>> START Record extracts

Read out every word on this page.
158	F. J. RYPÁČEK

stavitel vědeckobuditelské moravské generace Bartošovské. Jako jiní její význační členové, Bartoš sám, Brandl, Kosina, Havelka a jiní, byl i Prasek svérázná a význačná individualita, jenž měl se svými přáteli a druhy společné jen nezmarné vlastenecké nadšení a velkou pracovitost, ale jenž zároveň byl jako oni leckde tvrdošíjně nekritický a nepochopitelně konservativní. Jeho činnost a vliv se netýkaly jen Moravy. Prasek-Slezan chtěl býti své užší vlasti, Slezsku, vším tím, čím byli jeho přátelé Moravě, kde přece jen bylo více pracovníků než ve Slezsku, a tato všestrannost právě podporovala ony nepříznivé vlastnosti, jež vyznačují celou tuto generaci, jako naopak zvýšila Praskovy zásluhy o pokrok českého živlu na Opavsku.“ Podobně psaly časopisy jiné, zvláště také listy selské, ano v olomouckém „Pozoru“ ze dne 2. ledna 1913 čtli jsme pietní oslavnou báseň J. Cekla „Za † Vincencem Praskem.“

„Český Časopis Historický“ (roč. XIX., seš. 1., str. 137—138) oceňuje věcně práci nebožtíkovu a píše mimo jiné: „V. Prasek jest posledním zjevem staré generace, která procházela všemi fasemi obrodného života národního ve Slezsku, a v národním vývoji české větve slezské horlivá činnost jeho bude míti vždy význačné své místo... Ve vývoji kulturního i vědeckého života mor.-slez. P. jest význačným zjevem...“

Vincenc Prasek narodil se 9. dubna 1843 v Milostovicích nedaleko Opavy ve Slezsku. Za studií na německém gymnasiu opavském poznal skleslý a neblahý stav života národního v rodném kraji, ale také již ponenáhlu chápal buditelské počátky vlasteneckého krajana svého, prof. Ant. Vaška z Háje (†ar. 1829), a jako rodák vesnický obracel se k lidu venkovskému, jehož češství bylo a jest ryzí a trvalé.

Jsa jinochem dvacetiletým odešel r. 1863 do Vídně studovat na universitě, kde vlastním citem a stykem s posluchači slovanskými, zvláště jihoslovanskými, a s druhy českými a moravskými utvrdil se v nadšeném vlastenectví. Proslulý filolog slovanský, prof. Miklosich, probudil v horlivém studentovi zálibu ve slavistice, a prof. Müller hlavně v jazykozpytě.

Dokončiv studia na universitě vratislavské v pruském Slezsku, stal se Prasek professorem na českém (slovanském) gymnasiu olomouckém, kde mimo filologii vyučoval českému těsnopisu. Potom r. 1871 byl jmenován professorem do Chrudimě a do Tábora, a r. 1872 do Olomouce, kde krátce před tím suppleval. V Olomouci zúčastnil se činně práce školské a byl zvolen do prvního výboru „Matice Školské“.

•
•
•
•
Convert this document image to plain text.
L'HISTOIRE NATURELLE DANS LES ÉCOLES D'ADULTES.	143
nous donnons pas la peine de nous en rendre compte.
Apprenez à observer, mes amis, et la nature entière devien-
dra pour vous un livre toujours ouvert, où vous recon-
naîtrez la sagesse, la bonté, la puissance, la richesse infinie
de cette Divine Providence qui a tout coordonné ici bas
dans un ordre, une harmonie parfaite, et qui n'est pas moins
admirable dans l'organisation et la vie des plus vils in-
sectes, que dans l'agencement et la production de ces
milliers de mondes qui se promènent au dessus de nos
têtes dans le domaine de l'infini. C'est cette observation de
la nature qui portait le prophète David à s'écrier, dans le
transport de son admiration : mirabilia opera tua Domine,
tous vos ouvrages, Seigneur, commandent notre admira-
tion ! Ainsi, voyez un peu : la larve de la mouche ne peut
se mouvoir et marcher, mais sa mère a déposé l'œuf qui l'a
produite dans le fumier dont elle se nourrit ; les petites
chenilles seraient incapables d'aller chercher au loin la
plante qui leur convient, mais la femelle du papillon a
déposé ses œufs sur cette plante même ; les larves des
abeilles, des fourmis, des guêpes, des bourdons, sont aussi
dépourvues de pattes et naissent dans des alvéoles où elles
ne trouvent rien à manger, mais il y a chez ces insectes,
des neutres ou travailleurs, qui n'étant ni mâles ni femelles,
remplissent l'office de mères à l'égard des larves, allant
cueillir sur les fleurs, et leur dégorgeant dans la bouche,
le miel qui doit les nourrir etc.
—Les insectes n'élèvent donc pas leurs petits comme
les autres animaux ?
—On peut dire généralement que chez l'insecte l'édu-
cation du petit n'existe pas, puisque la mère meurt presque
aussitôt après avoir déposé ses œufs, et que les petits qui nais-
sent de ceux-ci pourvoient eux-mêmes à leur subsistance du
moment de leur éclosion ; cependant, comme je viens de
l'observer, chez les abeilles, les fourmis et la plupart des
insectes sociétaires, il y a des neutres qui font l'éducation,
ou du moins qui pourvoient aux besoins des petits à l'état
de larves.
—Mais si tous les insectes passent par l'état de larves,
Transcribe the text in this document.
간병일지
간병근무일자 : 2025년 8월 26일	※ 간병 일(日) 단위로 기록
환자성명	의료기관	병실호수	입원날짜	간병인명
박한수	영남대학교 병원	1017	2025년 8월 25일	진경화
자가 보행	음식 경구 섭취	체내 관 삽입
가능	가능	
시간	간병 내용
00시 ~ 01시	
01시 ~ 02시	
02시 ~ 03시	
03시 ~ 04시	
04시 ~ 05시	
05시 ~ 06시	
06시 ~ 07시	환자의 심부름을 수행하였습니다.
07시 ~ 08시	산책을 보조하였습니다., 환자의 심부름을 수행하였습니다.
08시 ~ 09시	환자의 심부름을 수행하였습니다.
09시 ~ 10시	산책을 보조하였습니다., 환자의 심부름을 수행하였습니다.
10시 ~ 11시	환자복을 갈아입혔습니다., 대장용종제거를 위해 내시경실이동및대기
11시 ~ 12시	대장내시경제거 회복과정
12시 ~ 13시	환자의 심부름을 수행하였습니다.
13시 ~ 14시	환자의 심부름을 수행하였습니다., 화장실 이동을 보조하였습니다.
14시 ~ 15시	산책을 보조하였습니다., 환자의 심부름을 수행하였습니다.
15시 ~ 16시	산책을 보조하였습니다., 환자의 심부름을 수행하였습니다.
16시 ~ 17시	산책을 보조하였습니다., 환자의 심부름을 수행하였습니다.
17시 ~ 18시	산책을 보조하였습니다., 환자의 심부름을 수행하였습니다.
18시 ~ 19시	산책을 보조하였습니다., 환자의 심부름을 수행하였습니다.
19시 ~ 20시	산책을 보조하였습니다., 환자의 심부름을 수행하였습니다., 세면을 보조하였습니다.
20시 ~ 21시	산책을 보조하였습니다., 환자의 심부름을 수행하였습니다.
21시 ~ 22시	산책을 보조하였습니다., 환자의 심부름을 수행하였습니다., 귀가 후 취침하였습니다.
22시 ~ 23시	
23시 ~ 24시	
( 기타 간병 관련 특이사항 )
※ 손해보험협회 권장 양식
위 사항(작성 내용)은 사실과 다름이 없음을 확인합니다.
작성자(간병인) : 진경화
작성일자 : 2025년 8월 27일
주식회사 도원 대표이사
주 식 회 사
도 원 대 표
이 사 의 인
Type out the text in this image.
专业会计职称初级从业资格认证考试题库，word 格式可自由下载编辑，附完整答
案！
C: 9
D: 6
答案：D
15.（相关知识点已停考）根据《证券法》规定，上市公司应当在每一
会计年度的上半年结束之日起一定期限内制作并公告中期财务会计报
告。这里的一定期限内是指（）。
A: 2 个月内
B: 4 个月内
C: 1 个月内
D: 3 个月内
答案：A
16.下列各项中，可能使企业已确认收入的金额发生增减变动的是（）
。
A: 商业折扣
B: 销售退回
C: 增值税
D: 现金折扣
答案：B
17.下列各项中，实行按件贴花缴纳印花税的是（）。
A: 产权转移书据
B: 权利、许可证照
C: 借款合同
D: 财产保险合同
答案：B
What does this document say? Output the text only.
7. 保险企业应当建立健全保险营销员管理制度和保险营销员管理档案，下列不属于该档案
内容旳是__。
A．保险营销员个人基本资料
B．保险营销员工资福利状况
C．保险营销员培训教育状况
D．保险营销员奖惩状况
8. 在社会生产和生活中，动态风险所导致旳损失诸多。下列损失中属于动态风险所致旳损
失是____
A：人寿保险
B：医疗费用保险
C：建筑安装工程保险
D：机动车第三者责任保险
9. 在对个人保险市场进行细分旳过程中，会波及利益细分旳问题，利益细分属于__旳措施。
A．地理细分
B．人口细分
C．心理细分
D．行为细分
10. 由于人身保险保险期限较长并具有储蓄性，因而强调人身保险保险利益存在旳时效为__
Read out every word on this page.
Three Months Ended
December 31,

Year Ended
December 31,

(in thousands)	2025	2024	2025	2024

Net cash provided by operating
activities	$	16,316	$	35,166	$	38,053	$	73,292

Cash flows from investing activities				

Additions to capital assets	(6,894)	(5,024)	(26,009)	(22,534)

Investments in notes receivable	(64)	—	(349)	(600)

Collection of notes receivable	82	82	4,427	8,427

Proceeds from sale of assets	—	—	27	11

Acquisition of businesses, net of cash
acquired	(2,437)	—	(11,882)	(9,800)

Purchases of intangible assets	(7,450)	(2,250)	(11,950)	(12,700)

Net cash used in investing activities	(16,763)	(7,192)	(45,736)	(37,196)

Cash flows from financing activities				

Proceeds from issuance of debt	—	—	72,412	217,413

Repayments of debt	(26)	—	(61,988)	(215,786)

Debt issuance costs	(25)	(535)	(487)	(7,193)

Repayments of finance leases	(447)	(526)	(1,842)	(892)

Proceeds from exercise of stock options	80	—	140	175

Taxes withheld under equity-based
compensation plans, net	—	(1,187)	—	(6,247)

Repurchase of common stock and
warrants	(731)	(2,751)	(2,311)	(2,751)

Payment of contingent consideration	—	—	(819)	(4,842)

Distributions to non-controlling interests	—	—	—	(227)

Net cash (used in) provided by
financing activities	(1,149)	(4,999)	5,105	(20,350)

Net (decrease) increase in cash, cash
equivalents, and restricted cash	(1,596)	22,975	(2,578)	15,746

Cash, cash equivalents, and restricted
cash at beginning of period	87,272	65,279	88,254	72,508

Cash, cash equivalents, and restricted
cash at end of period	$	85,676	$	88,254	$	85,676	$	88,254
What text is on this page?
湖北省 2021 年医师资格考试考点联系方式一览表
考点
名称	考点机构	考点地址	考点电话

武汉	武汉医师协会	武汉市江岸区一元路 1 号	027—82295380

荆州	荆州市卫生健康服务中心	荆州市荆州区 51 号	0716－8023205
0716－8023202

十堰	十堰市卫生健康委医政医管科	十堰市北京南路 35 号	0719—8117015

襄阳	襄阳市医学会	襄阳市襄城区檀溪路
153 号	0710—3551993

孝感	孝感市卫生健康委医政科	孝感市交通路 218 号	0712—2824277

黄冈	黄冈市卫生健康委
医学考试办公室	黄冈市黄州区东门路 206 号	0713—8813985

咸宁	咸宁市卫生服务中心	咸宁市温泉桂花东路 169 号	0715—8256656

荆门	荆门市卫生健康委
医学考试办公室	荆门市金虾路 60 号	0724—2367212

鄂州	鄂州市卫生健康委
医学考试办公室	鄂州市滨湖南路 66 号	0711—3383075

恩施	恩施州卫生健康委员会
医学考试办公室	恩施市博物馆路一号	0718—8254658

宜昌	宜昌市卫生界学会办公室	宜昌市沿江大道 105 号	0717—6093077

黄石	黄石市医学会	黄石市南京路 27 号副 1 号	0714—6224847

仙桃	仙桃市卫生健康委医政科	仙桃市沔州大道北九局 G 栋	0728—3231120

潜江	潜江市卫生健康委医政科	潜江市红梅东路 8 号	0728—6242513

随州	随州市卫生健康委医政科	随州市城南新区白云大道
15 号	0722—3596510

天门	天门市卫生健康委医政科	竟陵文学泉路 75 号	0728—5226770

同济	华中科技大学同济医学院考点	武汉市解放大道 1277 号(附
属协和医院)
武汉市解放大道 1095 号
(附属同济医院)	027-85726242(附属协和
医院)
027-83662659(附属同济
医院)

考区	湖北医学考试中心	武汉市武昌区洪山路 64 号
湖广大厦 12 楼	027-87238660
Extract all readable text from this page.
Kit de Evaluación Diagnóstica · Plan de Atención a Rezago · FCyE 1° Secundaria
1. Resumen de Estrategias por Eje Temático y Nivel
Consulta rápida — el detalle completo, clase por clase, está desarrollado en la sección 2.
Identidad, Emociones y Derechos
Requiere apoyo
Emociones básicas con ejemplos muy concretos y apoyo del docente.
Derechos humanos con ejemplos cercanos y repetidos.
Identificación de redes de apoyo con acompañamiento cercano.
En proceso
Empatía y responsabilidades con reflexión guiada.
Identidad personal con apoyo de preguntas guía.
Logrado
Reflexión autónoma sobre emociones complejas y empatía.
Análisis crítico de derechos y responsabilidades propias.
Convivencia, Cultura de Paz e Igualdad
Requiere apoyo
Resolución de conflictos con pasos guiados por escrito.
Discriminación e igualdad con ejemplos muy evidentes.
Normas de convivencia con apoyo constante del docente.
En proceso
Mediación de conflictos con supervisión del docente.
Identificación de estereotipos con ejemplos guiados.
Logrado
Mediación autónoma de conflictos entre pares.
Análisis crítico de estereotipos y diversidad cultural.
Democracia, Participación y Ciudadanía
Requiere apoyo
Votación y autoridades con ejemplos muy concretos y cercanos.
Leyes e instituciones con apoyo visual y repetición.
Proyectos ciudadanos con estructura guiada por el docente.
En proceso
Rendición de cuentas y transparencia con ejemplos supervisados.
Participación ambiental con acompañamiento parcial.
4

>> END Record extracts

From the data above, copy out every line with the string "period" in it.

### The result
cash at beginning of period	87,272	65,279	88,254	72,508
cash at end of period	$	85,676	$	88,254	$	85,676	$	88,254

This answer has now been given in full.